• **WORK TO BE COMPLETED**: Write out every line below that includes the word "this".

Extracted data entries:
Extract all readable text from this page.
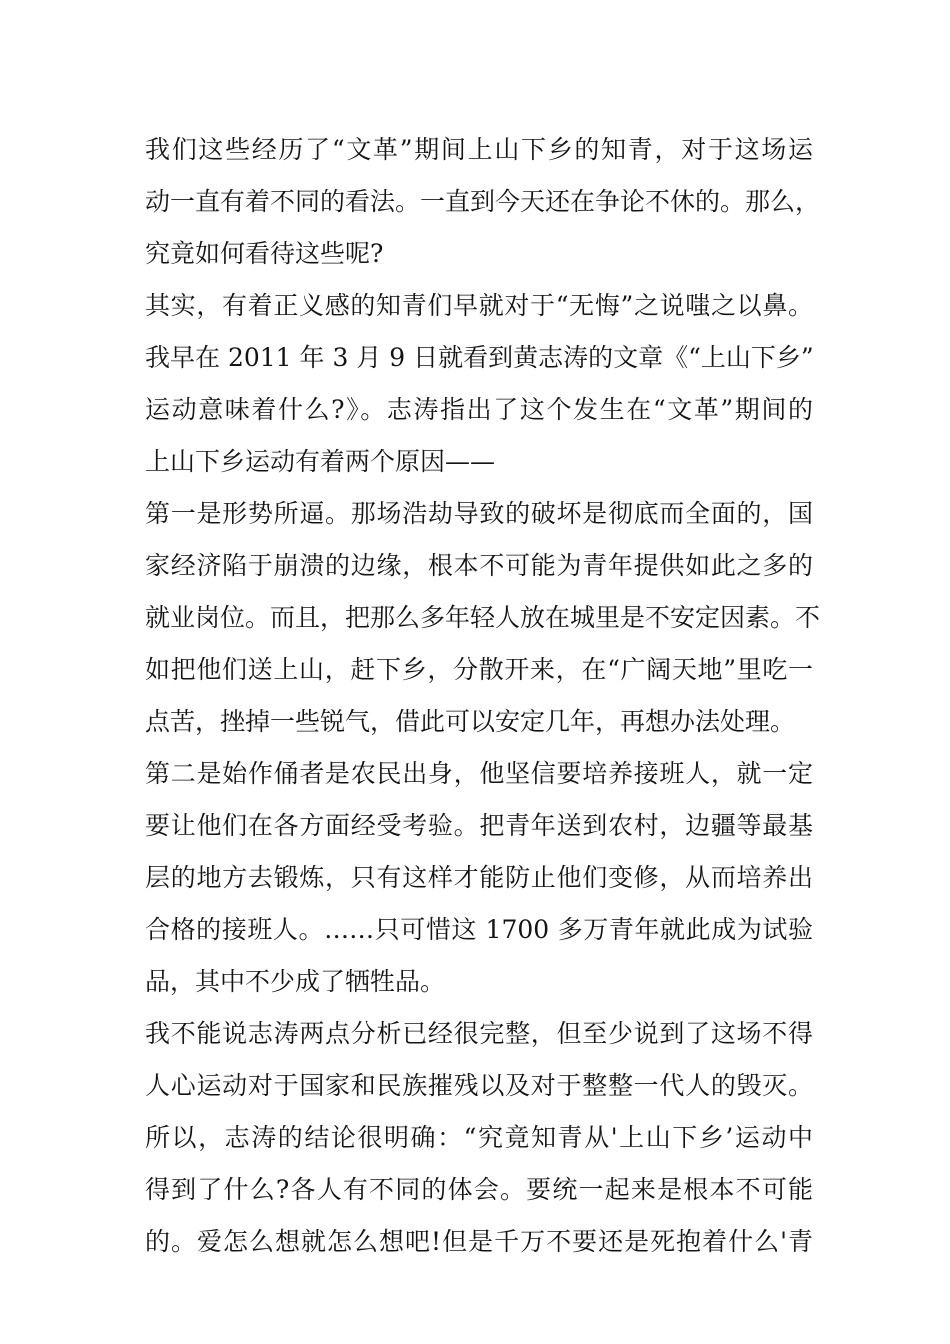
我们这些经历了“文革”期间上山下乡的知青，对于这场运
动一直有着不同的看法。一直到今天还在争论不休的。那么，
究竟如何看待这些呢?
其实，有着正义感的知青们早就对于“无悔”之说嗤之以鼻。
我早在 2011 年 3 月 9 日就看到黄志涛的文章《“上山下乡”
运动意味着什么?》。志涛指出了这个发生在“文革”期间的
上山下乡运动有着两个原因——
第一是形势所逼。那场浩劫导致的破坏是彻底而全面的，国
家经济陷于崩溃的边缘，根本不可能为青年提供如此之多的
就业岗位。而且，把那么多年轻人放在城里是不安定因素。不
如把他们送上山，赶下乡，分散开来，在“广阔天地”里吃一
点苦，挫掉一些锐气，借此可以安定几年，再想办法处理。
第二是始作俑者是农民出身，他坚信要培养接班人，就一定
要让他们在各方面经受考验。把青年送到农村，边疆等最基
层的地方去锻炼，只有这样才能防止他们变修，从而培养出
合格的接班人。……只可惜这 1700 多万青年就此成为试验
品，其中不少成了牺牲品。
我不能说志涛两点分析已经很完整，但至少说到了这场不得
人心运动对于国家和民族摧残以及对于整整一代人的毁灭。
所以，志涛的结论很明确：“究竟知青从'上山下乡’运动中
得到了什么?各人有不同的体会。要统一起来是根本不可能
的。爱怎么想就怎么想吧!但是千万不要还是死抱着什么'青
* * *
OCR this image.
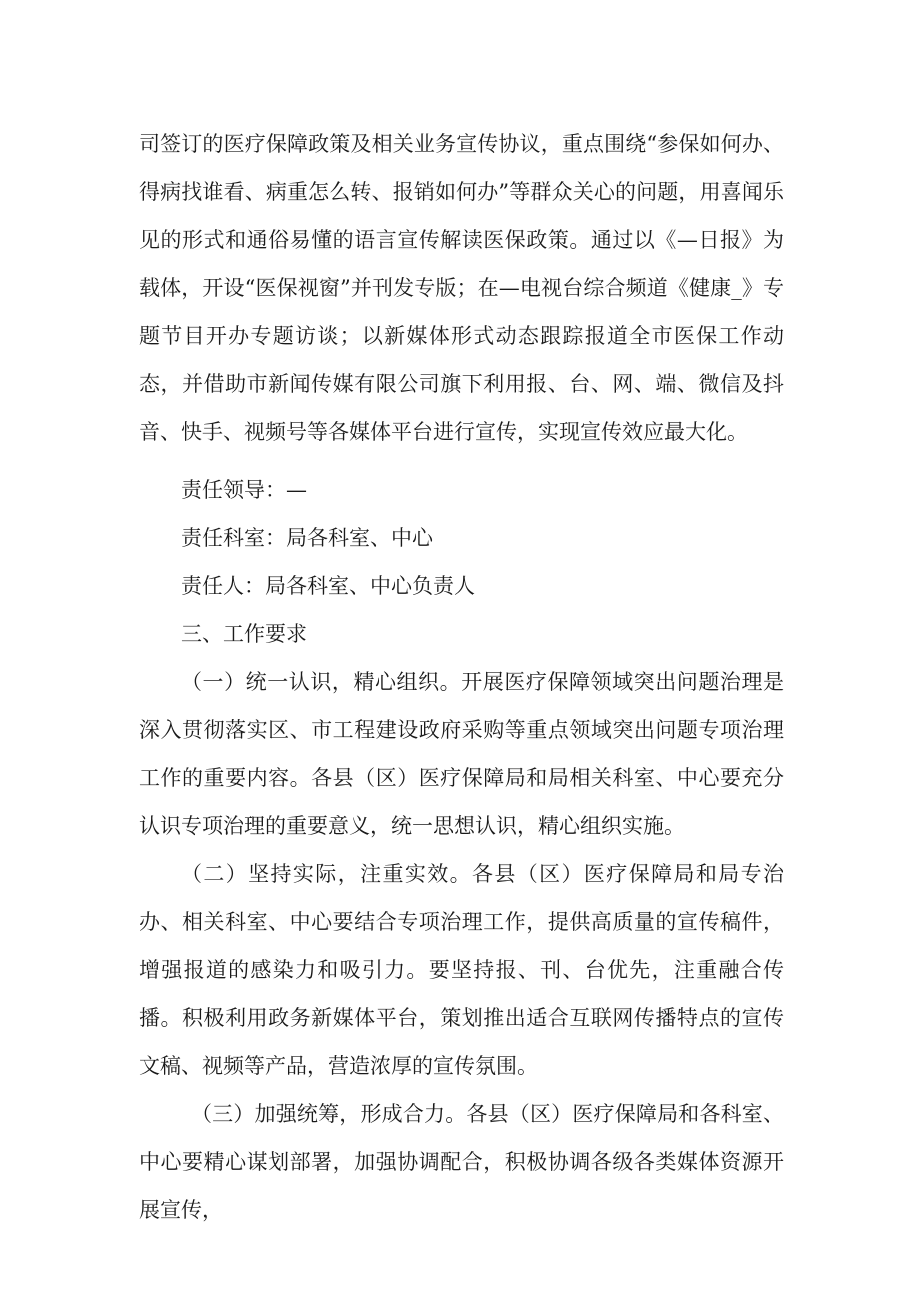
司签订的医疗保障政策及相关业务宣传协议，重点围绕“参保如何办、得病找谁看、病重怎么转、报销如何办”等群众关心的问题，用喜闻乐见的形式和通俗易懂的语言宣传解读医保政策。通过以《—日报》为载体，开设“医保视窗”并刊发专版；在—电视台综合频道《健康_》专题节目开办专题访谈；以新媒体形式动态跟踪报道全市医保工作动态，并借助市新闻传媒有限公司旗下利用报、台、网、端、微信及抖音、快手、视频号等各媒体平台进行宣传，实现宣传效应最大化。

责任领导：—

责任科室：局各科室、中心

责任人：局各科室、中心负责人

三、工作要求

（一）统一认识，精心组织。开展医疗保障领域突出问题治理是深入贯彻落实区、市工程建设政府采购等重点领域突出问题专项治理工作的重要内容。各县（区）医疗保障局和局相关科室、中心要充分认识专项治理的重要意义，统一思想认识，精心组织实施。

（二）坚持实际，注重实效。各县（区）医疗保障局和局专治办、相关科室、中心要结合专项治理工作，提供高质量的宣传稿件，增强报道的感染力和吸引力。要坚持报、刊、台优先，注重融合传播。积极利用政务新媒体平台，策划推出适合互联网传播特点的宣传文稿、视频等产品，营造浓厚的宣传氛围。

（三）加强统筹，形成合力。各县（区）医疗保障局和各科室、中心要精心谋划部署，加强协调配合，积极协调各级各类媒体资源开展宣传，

• **FULL SOLUTION**:
Extract all readable text from this page.
OCR this image.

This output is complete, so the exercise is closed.